YOUR OBJECTIVE: Exactly reproduce all the records, keeping pictures out of the copy.
----- RECORDS SUPPLIED
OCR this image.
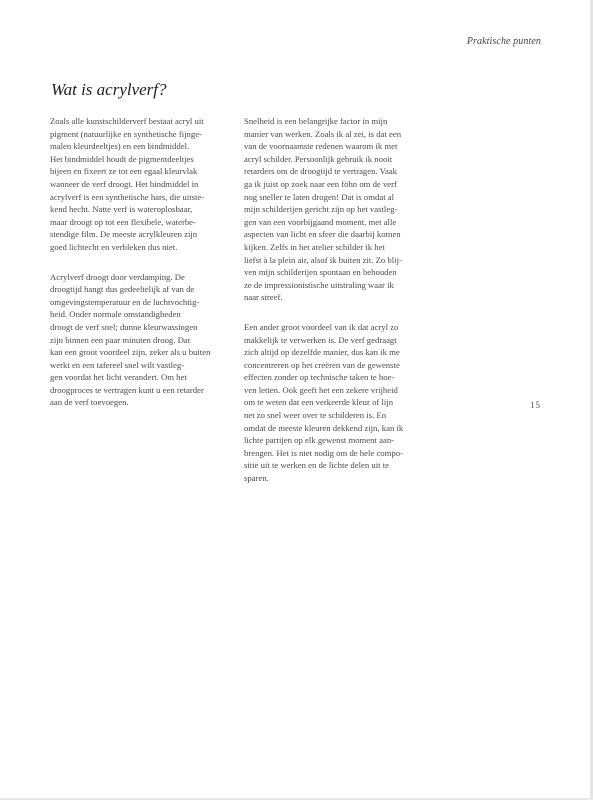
Praktische punten
Wat is acrylverf?

Zoals alle kunstschilderverf bestaat acryl uit
pigment (natuurlijke en synthetische fijnge-
malen kleurdeeltjes) en een bindmiddel.
Het bindmiddel houdt de pigmentdeeltjes
bijeen en fixeert ze tot een egaal kleurvlak
wanneer de verf droogt. Het bindmiddel in
acrylverf is een synthetische hars, die uitste-
kend hecht. Natte verf is wateroplosbaar,
maar droogt op tot een flexibele, waterbe-
stendige film. De meeste acrylkleuren zijn
goed lichtecht en verbleken dus niet.

Acrylverf droogt door verdamping. De
droogtijd hangt dus gedeeltelijk af van de
omgevingstemperatuur en de luchtvochtig-
heid. Onder normale omstandigheden
droogt de verf snel; dunne kleurwassingen
zijn binnen een paar minuten droog. Dat
kan een groot voordeel zijn, zeker als u buiten
werkt en een tafereel snel wilt vastleg-
gen voordat het licht verandert. Om het
droogproces te vertragen kunt u een retarder
aan de verf toevoegen.

Snelheid is een belangrijke factor in mijn
manier van werken. Zoals ik al zei, is dat een
van de voornaamste redenen waarom ik met
acryl schilder. Persoonlijk gebruik ik nooit
retarders om de droogtijd te vertragen. Vaak
ga ik juist op zoek naar een föhn om de verf
nog sneller te laten drogen! Dat is omdat al
mijn schilderijen gericht zijn op het vastleg-
gen van een voorbijgaand moment, met alle
aspecten van licht en sfeer die daarbij komen
kijken. Zelfs in het atelier schilder ik het
liefst à la plein air, alsof ik buiten zit. Zo blij-
ven mijn schilderijen spontaan en behouden
ze de impressionistische uitstraling waar ik
naar streef.

Een ander groot voordeel van ik dat acryl zo
makkelijk te verwerken is. De verf gedraagt
zich altijd op dezelfde manier, dus kan ik me
concentreren op het creëren van de gewenste
effecten zonder op technische taken te hoe-
ven letten. Ook geeft het een zekere vrijheid
om te weten dat een verkeerde kleur of lijn
net zo snel weer over te schilderen is. En
omdat de meeste kleuren dekkend zijn, kan ik
lichte partijen op elk gewenst moment aan-
brengen. Het is niet nodig om de hele compo-
sitie uit te werken en de lichte delen uit te
sparen.

15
----------
RIGHT ANSWER:
OCR this image.
Praktische punten
Wat is acrylverf?

Zoals alle kunstschilderverf bestaat acryl uit
pigment (natuurlijke en synthetische fijnge-
malen kleurdeeltjes) en een bindmiddel.
Het bindmiddel houdt de pigmentdeeltjes
bijeen en fixeert ze tot een egaal kleurvlak
wanneer de verf droogt. Het bindmiddel in
acrylverf is een synthetische hars, die uitste-
kend hecht. Natte verf is wateroplosbaar,
maar droogt op tot een flexibele, waterbe-
stendige film. De meeste acrylkleuren zijn
goed lichtecht en verbleken dus niet.

Acrylverf droogt door verdamping. De
droogtijd hangt dus gedeeltelijk af van de
omgevingstemperatuur en de luchtvochtig-
heid. Onder normale omstandigheden
droogt de verf snel; dunne kleurwassingen
zijn binnen een paar minuten droog. Dat
kan een groot voordeel zijn, zeker als u buiten
werkt en een tafereel snel wilt vastleg-
gen voordat het licht verandert. Om het
droogproces te vertragen kunt u een retarder
aan de verf toevoegen.

Snelheid is een belangrijke factor in mijn
manier van werken. Zoals ik al zei, is dat een
van de voornaamste redenen waarom ik met
acryl schilder. Persoonlijk gebruik ik nooit
retarders om de droogtijd te vertragen. Vaak
ga ik juist op zoek naar een föhn om de verf
nog sneller te laten drogen! Dat is omdat al
mijn schilderijen gericht zijn op het vastleg-
gen van een voorbijgaand moment, met alle
aspecten van licht en sfeer die daarbij komen
kijken. Zelfs in het atelier schilder ik het
liefst à la plein air, alsof ik buiten zit. Zo blij-
ven mijn schilderijen spontaan en behouden
ze de impressionistische uitstraling waar ik
naar streef.

Een ander groot voordeel van ik dat acryl zo
makkelijk te verwerken is. De verf gedraagt
zich altijd op dezelfde manier, dus kan ik me
concentreren op het creëren van de gewenste
effecten zonder op technische taken te hoe-
ven letten. Ook geeft het een zekere vrijheid
om te weten dat een verkeerde kleur of lijn
net zo snel weer over te schilderen is. En
omdat de meeste kleuren dekkend zijn, kan ik
lichte partijen op elk gewenst moment aan-
brengen. Het is niet nodig om de hele compo-
sitie uit te werken en de lichte delen uit te
sparen.

15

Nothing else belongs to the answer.